* Texto de leitura:
*****

Talvez, o sempre, mas ainda talvez

Nós do Colégio Pentágono temos a certeza de que crescer não é tarefa fácil; dói, machuca, desafia. Para boa parte dos jovens, o momento que primeiro escancara as responsabilidades da vida adulta é aquele em que eles devem definir uma carreira, escolher uma faculdade, estudar, passar no vestibular. É algo muito intenso: são jovens, pouco amadurecidos, precocemente assumindo compromissos muito definitivos. Como decidir o que fazer, para sempre, no auge dos 17 anos?

Vivemos no tempo das urgências: urgência em crescer, urgência em estabelecer-se, urgência em decidir. Não temos mais o tempo necessário para a maturação dos desejos. Pior: não nos é dado o direito maior do crescimento – a possibilidade do erro, do engano, do recomeço. Em vez de percebermos os fracassos como as molas que nos impulsionam, vemos o fracasso como aquilo que nos define indivíduos pouco realizados, infelizes, despreparados.

Na liquidez da sociedade, de Bauman, reside também nossa incapacidade para administrar o que machuca, por acostumarmo-nos ao prazer constante e a uma inabilidade em ser contrariado, ou ainda, em preservar as relações, cuidando delas, insistindo, não as descartando. Assim, o vestibular, e tudo o que ele representa, suscita as angústias de um possível fracasso, além da dificuldade em comprometer-se: se tudo é fluido, como é possível decidir, em tenra idade, aquilo que definirá a vida?

*****

* Dados fornecidos:
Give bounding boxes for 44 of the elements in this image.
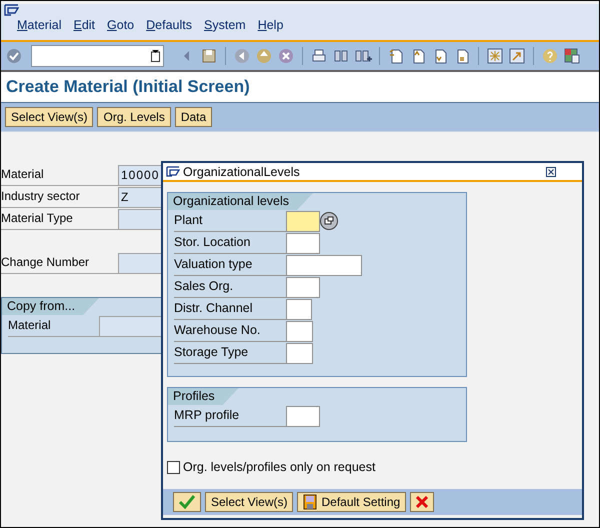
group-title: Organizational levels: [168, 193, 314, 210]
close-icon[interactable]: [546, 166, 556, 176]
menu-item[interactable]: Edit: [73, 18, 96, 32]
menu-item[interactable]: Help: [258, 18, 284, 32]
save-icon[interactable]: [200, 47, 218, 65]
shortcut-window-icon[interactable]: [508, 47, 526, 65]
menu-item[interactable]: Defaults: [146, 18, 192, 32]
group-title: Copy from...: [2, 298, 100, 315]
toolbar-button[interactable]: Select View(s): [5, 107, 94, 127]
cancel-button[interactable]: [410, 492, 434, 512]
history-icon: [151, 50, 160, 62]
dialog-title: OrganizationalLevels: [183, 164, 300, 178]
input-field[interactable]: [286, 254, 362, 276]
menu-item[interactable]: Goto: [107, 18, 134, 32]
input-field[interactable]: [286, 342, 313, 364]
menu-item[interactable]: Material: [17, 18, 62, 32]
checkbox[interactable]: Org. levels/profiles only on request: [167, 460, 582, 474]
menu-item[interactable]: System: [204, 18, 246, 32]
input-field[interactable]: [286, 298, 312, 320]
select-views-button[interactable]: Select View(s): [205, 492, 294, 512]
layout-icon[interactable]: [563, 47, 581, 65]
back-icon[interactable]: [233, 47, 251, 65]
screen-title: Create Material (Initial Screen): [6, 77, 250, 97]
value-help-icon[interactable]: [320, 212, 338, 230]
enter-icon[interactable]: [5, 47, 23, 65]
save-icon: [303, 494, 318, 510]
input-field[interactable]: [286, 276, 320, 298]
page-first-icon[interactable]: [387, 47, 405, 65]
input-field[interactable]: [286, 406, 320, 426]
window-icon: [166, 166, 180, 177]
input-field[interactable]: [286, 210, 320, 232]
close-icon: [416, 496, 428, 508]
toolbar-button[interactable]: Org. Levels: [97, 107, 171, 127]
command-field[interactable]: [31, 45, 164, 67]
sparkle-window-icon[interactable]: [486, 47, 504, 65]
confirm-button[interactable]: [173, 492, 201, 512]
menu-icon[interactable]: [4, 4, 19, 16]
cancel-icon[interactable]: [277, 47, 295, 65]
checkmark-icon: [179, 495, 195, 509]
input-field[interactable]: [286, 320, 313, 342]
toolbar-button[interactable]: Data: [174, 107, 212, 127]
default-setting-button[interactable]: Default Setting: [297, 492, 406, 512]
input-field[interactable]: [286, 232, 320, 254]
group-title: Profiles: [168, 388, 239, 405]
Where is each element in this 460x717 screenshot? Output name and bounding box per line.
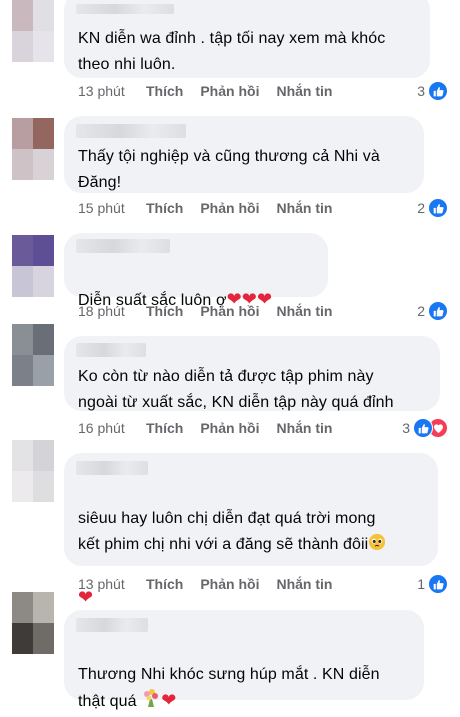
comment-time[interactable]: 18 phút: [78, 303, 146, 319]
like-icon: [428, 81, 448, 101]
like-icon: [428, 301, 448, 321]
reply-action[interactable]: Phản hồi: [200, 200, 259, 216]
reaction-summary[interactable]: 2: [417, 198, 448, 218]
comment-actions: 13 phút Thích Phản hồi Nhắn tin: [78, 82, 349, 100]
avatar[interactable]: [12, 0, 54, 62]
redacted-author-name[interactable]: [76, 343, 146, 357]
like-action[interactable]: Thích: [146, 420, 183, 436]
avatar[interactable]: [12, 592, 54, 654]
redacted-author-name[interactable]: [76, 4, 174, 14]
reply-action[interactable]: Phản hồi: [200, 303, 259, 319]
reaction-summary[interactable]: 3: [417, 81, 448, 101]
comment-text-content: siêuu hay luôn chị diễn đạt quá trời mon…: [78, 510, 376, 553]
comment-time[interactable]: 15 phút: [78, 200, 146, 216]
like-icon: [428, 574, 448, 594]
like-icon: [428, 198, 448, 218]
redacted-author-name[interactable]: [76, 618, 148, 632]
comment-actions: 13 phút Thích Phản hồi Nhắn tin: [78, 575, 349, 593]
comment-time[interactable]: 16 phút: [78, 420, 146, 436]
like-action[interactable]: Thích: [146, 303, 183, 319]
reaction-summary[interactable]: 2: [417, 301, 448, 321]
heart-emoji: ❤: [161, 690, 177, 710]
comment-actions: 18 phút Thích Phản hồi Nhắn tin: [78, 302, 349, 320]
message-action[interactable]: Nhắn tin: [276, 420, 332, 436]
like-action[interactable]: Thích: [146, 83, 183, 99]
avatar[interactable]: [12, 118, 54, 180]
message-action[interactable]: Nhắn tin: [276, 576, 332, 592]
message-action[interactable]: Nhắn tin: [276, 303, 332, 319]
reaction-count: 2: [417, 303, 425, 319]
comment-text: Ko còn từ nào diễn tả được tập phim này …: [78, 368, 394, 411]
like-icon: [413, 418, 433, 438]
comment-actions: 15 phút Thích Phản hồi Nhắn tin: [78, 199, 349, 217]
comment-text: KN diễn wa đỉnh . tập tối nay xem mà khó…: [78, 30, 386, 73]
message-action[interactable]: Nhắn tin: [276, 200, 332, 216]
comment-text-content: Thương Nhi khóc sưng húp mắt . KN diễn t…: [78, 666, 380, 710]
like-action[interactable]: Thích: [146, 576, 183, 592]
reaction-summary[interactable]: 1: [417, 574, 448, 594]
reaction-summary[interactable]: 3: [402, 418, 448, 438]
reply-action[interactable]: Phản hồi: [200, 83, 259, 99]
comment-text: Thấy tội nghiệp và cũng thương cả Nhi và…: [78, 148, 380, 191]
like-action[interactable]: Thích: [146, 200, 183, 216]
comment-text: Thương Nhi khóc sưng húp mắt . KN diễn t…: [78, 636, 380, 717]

*****

* Instruções do exercício:
**a)** Transcreva na íntegra o texto de leitura, sem alterar nada.
**b)** Extraia da listagem, sem modificações, tudo o que vai da linha que contém "group-title: Organizational levels: [168, 193, 314, 210]" até a linha que contém "group-title: Copy from...: [2, 298, 100, 315]", incluindo as duas.
A listagem não tem nenhuma relação com o texto de leitura.

* Respostas do exercício:
**a)**
Talvez, o sempre, mas ainda talvez

Nós do Colégio Pentágono temos a certeza de que crescer não é tarefa fácil; dói, machuca, desafia. Para boa parte dos jovens, o momento que primeiro escancara as responsabilidades da vida adulta é aquele em que eles devem definir uma carreira, escolher uma faculdade, estudar, passar no vestibular. É algo muito intenso: são jovens, pouco amadurecidos, precocemente assumindo compromissos muito definitivos. Como decidir o que fazer, para sempre, no auge dos 17 anos?

Vivemos no tempo das urgências: urgência em crescer, urgência em estabelecer-se, urgência em decidir. Não temos mais o tempo necessário para a maturação dos desejos. Pior: não nos é dado o direito maior do crescimento – a possibilidade do erro, do engano, do recomeço. Em vez de percebermos os fracassos como as molas que nos impulsionam, vemos o fracasso como aquilo que nos define indivíduos pouco realizados, infelizes, despreparados.

Na liquidez da sociedade, de Bauman, reside também nossa incapacidade para administrar o que machuca, por acostumarmo-nos ao prazer constante e a uma inabilidade em ser contrariado, ou ainda, em preservar as relações, cuidando delas, insistindo, não as descartando. Assim, o vestibular, e tudo o que ele representa, suscita as angústias de um possível fracasso, além da dificuldade em comprometer-se: se tudo é fluido, como é possível decidir, em tenra idade, aquilo que definirá a vida?

**b)**
group-title: Organizational levels: [168, 193, 314, 210]
close-icon[interactable]: [546, 166, 556, 176]
menu-item[interactable]: Edit: [73, 18, 96, 32]
menu-item[interactable]: Help: [258, 18, 284, 32]
save-icon[interactable]: [200, 47, 218, 65]
shortcut-window-icon[interactable]: [508, 47, 526, 65]
menu-item[interactable]: Defaults: [146, 18, 192, 32]
group-title: Copy from...: [2, 298, 100, 315]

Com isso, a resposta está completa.